**Task directions**
Without the pictures, repeat the listing character for character.

Begin Given data

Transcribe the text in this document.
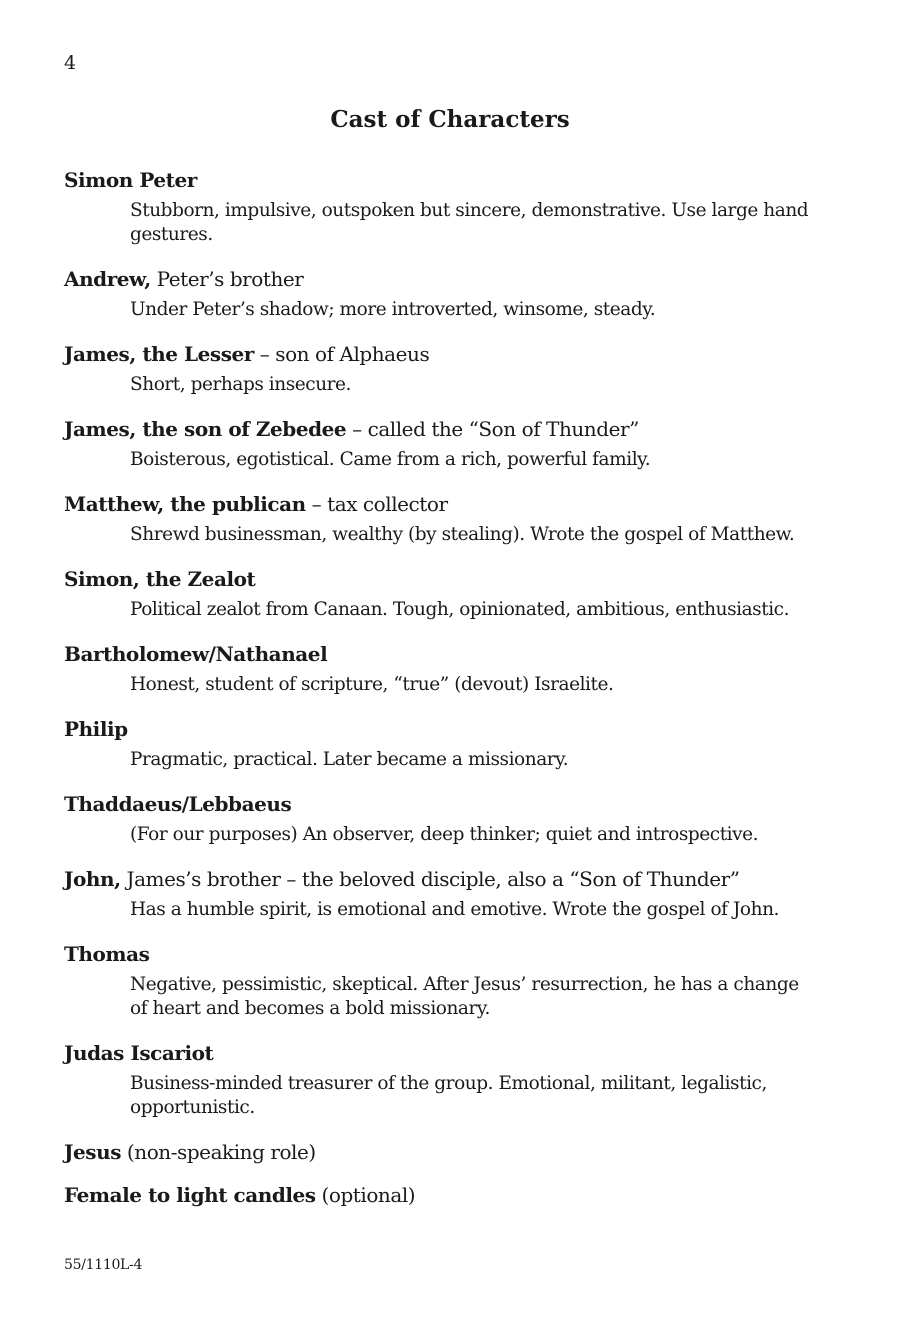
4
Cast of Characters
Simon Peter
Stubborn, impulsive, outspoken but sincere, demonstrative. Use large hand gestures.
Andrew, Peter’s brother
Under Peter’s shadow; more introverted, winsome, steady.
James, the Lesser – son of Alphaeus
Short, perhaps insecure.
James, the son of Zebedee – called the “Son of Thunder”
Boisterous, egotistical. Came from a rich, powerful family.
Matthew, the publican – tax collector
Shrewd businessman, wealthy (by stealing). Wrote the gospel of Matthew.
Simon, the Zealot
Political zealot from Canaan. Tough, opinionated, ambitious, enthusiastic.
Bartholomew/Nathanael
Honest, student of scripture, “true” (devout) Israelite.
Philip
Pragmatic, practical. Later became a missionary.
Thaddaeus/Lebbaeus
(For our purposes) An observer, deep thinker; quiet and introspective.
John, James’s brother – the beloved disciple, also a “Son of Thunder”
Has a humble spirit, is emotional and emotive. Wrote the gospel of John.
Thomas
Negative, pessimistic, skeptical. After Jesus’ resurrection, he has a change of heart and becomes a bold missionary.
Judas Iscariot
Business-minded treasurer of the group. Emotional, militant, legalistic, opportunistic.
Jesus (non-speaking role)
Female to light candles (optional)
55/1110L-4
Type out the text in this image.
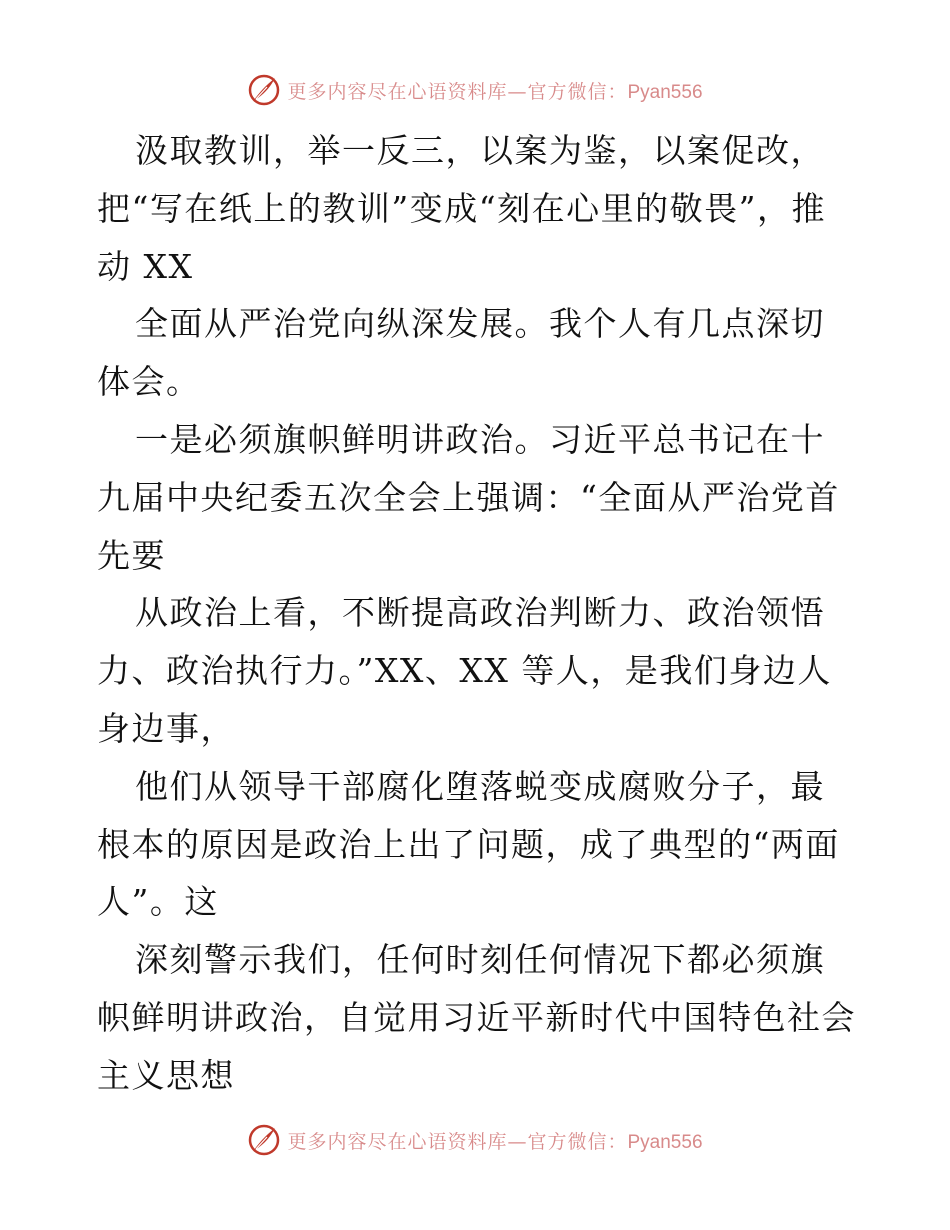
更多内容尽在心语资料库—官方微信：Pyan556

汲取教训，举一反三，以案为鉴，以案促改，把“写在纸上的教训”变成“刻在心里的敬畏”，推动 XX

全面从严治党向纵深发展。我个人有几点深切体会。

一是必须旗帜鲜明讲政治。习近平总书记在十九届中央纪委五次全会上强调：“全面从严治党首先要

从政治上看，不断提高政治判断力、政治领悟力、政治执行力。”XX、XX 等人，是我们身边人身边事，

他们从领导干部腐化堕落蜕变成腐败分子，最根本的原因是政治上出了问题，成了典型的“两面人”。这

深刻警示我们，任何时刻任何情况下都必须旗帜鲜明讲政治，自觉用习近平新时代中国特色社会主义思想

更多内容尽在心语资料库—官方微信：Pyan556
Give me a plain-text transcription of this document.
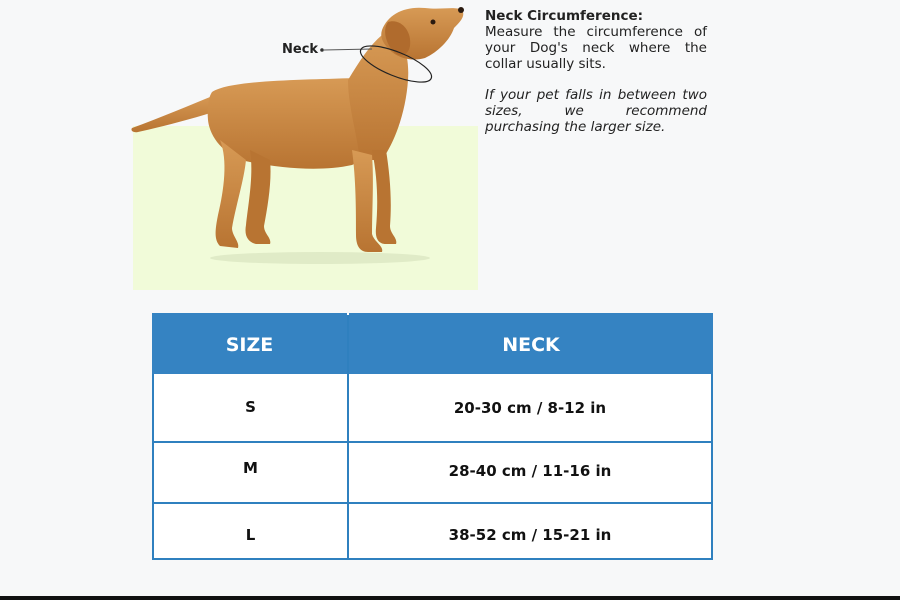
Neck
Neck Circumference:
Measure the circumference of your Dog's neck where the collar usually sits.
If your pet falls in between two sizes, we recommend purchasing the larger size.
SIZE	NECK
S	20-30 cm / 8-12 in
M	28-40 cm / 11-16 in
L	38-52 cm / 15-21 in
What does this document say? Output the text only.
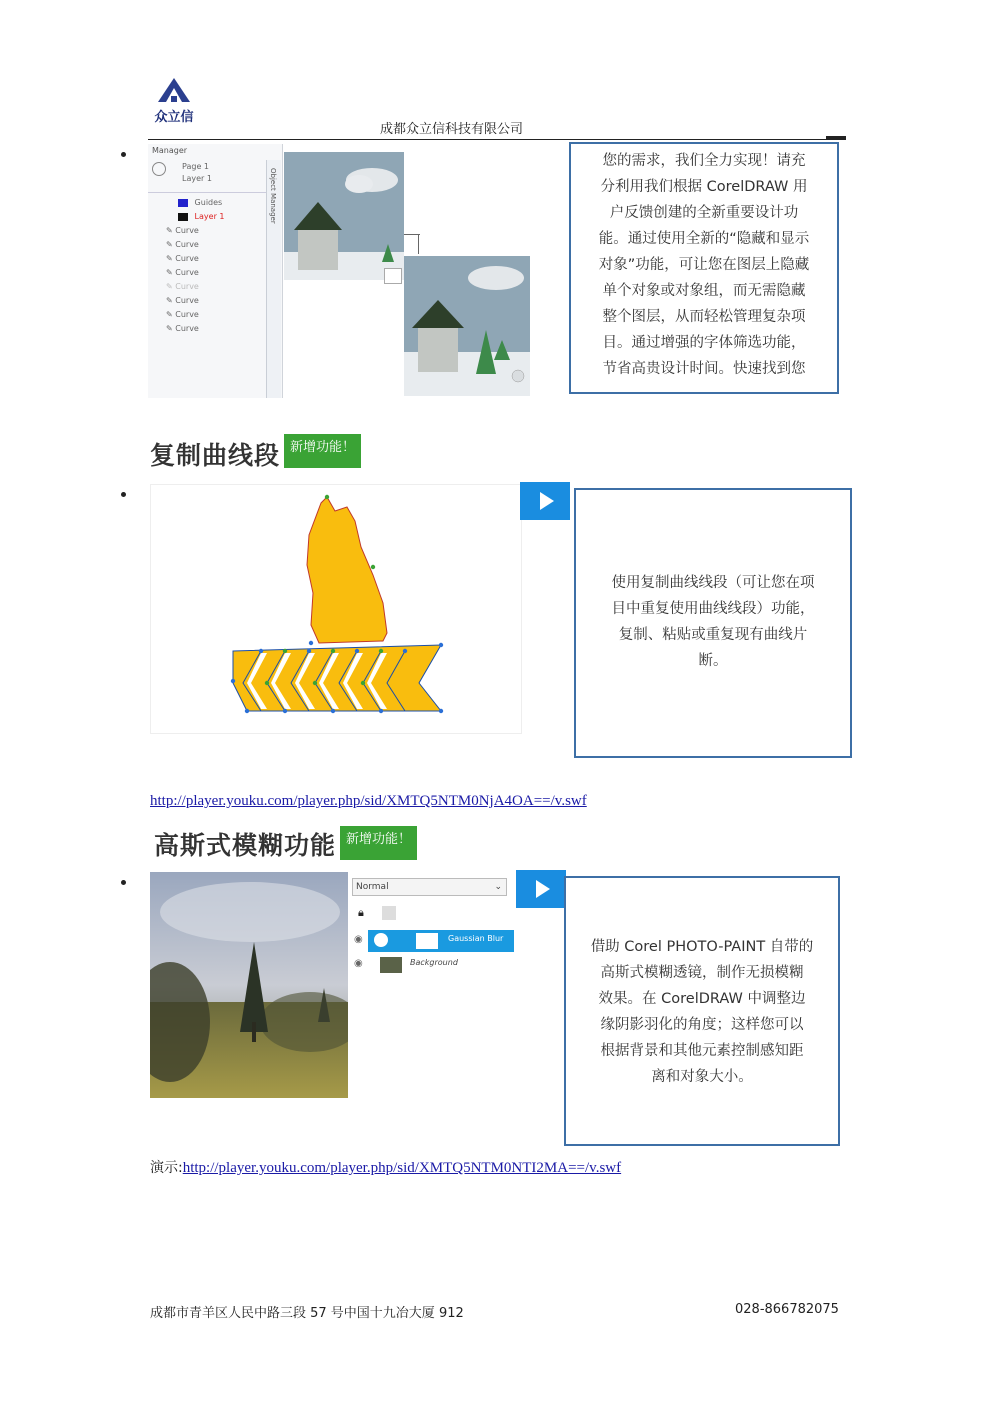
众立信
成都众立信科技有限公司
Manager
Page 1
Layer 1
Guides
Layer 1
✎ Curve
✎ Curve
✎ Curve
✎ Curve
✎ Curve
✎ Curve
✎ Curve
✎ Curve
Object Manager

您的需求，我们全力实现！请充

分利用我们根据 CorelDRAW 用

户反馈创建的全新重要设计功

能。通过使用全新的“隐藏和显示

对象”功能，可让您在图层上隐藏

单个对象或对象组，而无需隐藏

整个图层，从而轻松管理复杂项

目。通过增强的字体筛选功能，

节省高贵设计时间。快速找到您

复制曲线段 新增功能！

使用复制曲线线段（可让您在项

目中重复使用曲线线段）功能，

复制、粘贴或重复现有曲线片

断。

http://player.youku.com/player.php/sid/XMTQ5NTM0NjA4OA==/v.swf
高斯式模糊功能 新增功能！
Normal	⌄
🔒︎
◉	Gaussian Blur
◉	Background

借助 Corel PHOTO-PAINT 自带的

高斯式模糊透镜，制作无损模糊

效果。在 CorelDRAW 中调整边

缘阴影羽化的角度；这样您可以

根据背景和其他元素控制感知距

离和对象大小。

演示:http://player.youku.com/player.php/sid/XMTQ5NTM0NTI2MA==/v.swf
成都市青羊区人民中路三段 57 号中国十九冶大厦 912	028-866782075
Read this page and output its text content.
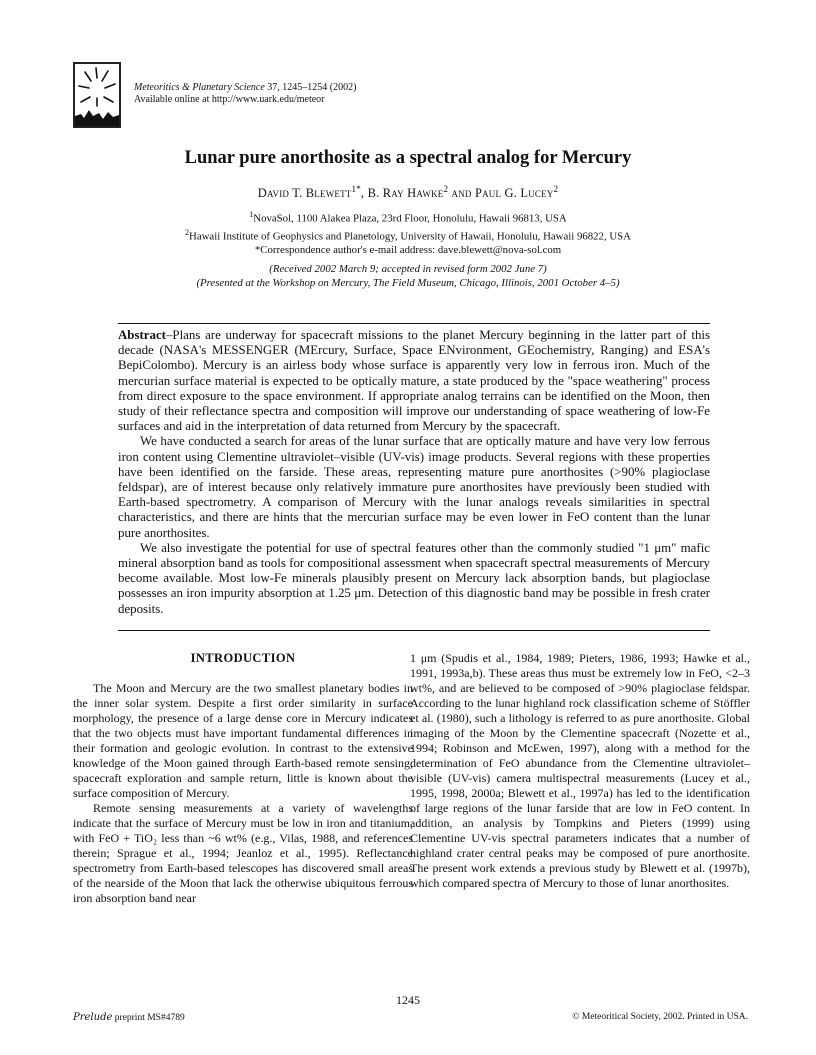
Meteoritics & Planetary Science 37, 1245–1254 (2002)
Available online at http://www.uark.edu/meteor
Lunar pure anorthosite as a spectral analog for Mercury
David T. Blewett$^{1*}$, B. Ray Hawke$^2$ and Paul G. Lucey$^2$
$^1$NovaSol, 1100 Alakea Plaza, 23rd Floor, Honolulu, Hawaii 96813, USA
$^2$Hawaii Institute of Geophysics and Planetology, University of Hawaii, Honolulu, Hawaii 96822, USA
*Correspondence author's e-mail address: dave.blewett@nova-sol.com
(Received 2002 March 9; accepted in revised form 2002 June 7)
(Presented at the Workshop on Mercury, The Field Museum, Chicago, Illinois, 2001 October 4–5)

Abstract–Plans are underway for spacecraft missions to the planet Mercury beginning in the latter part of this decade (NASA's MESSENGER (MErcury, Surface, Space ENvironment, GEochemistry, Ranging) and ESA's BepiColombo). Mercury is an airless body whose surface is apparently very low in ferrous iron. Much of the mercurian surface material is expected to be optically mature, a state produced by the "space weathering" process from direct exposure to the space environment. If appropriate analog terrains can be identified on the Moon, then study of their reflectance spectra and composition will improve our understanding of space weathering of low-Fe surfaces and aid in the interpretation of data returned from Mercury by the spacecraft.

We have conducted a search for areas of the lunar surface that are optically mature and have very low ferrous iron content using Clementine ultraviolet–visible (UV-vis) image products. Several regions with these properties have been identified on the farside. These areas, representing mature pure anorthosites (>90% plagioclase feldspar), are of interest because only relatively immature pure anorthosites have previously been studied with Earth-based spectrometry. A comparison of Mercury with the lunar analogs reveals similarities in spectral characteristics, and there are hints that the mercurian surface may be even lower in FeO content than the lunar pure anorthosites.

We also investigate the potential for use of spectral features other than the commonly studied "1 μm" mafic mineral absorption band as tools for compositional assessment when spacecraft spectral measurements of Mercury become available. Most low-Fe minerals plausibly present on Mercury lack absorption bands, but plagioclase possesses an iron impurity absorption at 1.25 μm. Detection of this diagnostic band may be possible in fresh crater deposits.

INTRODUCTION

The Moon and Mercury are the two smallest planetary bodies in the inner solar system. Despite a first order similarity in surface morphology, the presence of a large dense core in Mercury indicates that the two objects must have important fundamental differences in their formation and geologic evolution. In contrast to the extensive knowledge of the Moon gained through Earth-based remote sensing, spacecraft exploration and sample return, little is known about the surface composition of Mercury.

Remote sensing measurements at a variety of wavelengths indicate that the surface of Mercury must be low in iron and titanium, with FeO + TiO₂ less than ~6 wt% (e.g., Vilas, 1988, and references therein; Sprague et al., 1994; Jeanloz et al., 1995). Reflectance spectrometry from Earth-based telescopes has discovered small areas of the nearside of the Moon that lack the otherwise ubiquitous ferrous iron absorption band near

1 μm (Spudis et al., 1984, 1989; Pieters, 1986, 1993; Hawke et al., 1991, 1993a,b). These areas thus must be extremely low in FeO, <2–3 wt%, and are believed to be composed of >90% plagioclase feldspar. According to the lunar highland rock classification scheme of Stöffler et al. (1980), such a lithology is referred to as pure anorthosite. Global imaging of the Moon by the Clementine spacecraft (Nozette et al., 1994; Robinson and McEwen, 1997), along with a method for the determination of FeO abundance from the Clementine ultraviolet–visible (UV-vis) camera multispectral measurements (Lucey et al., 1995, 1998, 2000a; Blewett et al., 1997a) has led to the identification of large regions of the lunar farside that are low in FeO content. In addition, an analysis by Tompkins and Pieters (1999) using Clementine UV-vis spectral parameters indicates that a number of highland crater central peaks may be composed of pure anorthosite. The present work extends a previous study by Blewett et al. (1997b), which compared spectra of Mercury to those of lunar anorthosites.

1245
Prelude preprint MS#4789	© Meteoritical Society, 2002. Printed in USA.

End Given data

**Worked solution**
Transcribe the text in this document.
4
Cast of Characters
Simon Peter
Stubborn, impulsive, outspoken but sincere, demonstrative. Use large hand gestures.
Andrew, Peter’s brother
Under Peter’s shadow; more introverted, winsome, steady.
James, the Lesser – son of Alphaeus
Short, perhaps insecure.
James, the son of Zebedee – called the “Son of Thunder”
Boisterous, egotistical. Came from a rich, powerful family.
Matthew, the publican – tax collector
Shrewd businessman, wealthy (by stealing). Wrote the gospel of Matthew.
Simon, the Zealot
Political zealot from Canaan. Tough, opinionated, ambitious, enthusiastic.
Bartholomew/Nathanael
Honest, student of scripture, “true” (devout) Israelite.
Philip
Pragmatic, practical. Later became a missionary.
Thaddaeus/Lebbaeus
(For our purposes) An observer, deep thinker; quiet and introspective.
John, James’s brother – the beloved disciple, also a “Son of Thunder”
Has a humble spirit, is emotional and emotive. Wrote the gospel of John.
Thomas
Negative, pessimistic, skeptical. After Jesus’ resurrection, he has a change of heart and becomes a bold missionary.
Judas Iscariot
Business-minded treasurer of the group. Emotional, militant, legalistic, opportunistic.
Jesus (non-speaking role)
Female to light candles (optional)
55/1110L-4
Type out the text in this image.
更多内容尽在心语资料库—官方微信：Pyan556

汲取教训，举一反三，以案为鉴，以案促改，把“写在纸上的教训”变成“刻在心里的敬畏”，推动 XX

全面从严治党向纵深发展。我个人有几点深切体会。

一是必须旗帜鲜明讲政治。习近平总书记在十九届中央纪委五次全会上强调：“全面从严治党首先要

从政治上看，不断提高政治判断力、政治领悟力、政治执行力。”XX、XX 等人，是我们身边人身边事，

他们从领导干部腐化堕落蜕变成腐败分子，最根本的原因是政治上出了问题，成了典型的“两面人”。这

深刻警示我们，任何时刻任何情况下都必须旗帜鲜明讲政治，自觉用习近平新时代中国特色社会主义思想

更多内容尽在心语资料库—官方微信：Pyan556
Give me a plain-text transcription of this document.
Neck
Neck Circumference:
Measure the circumference of your Dog's neck where the collar usually sits.
If your pet falls in between two sizes, we recommend purchasing the larger size.
SIZE	NECK
S	20-30 cm / 8-12 in
M	28-40 cm / 11-16 in
L	38-52 cm / 15-21 in
What does this document say? Output the text only.
众立信
成都众立信科技有限公司
Manager
Page 1
Layer 1
Guides
Layer 1
✎ Curve
✎ Curve
✎ Curve
✎ Curve
✎ Curve
✎ Curve
✎ Curve
✎ Curve
Object Manager

您的需求，我们全力实现！请充

分利用我们根据 CorelDRAW 用

户反馈创建的全新重要设计功

能。通过使用全新的“隐藏和显示

对象”功能，可让您在图层上隐藏

单个对象或对象组，而无需隐藏

整个图层，从而轻松管理复杂项

目。通过增强的字体筛选功能，

节省高贵设计时间。快速找到您

复制曲线段 新增功能！

使用复制曲线线段（可让您在项

目中重复使用曲线线段）功能，

复制、粘贴或重复现有曲线片

断。

http://player.youku.com/player.php/sid/XMTQ5NTM0NjA4OA==/v.swf
高斯式模糊功能 新增功能！
Normal	⌄
🔒︎
◉	Gaussian Blur
◉	Background

借助 Corel PHOTO-PAINT 自带的

高斯式模糊透镜，制作无损模糊

效果。在 CorelDRAW 中调整边

缘阴影羽化的角度；这样您可以

根据背景和其他元素控制感知距

离和对象大小。

演示:http://player.youku.com/player.php/sid/XMTQ5NTM0NTI2MA==/v.swf
成都市青羊区人民中路三段 57 号中国十九冶大厦 912	028-866782075
Read this page and output its text content.
Meteoritics & Planetary Science 37, 1245–1254 (2002)
Available online at http://www.uark.edu/meteor
Lunar pure anorthosite as a spectral analog for Mercury
David T. Blewett$^{1*}$, B. Ray Hawke$^2$ and Paul G. Lucey$^2$
$^1$NovaSol, 1100 Alakea Plaza, 23rd Floor, Honolulu, Hawaii 96813, USA
$^2$Hawaii Institute of Geophysics and Planetology, University of Hawaii, Honolulu, Hawaii 96822, USA
*Correspondence author's e-mail address: dave.blewett@nova-sol.com
(Received 2002 March 9; accepted in revised form 2002 June 7)
(Presented at the Workshop on Mercury, The Field Museum, Chicago, Illinois, 2001 October 4–5)

Abstract–Plans are underway for spacecraft missions to the planet Mercury beginning in the latter part of this decade (NASA's MESSENGER (MErcury, Surface, Space ENvironment, GEochemistry, Ranging) and ESA's BepiColombo). Mercury is an airless body whose surface is apparently very low in ferrous iron. Much of the mercurian surface material is expected to be optically mature, a state produced by the "space weathering" process from direct exposure to the space environment. If appropriate analog terrains can be identified on the Moon, then study of their reflectance spectra and composition will improve our understanding of space weathering of low-Fe surfaces and aid in the interpretation of data returned from Mercury by the spacecraft.

We have conducted a search for areas of the lunar surface that are optically mature and have very low ferrous iron content using Clementine ultraviolet–visible (UV-vis) image products. Several regions with these properties have been identified on the farside. These areas, representing mature pure anorthosites (>90% plagioclase feldspar), are of interest because only relatively immature pure anorthosites have previously been studied with Earth-based spectrometry. A comparison of Mercury with the lunar analogs reveals similarities in spectral characteristics, and there are hints that the mercurian surface may be even lower in FeO content than the lunar pure anorthosites.

We also investigate the potential for use of spectral features other than the commonly studied "1 μm" mafic mineral absorption band as tools for compositional assessment when spacecraft spectral measurements of Mercury become available. Most low-Fe minerals plausibly present on Mercury lack absorption bands, but plagioclase possesses an iron impurity absorption at 1.25 μm. Detection of this diagnostic band may be possible in fresh crater deposits.

INTRODUCTION

The Moon and Mercury are the two smallest planetary bodies in the inner solar system. Despite a first order similarity in surface morphology, the presence of a large dense core in Mercury indicates that the two objects must have important fundamental differences in their formation and geologic evolution. In contrast to the extensive knowledge of the Moon gained through Earth-based remote sensing, spacecraft exploration and sample return, little is known about the surface composition of Mercury.

Remote sensing measurements at a variety of wavelengths indicate that the surface of Mercury must be low in iron and titanium, with FeO + TiO₂ less than ~6 wt% (e.g., Vilas, 1988, and references therein; Sprague et al., 1994; Jeanloz et al., 1995). Reflectance spectrometry from Earth-based telescopes has discovered small areas of the nearside of the Moon that lack the otherwise ubiquitous ferrous iron absorption band near

1 μm (Spudis et al., 1984, 1989; Pieters, 1986, 1993; Hawke et al., 1991, 1993a,b). These areas thus must be extremely low in FeO, <2–3 wt%, and are believed to be composed of >90% plagioclase feldspar. According to the lunar highland rock classification scheme of Stöffler et al. (1980), such a lithology is referred to as pure anorthosite. Global imaging of the Moon by the Clementine spacecraft (Nozette et al., 1994; Robinson and McEwen, 1997), along with a method for the determination of FeO abundance from the Clementine ultraviolet–visible (UV-vis) camera multispectral measurements (Lucey et al., 1995, 1998, 2000a; Blewett et al., 1997a) has led to the identification of large regions of the lunar farside that are low in FeO content. In addition, an analysis by Tompkins and Pieters (1999) using Clementine UV-vis spectral parameters indicates that a number of highland crater central peaks may be composed of pure anorthosite. The present work extends a previous study by Blewett et al. (1997b), which compared spectra of Mercury to those of lunar anorthosites.

1245
Prelude preprint MS#4789	© Meteoritical Society, 2002. Printed in USA.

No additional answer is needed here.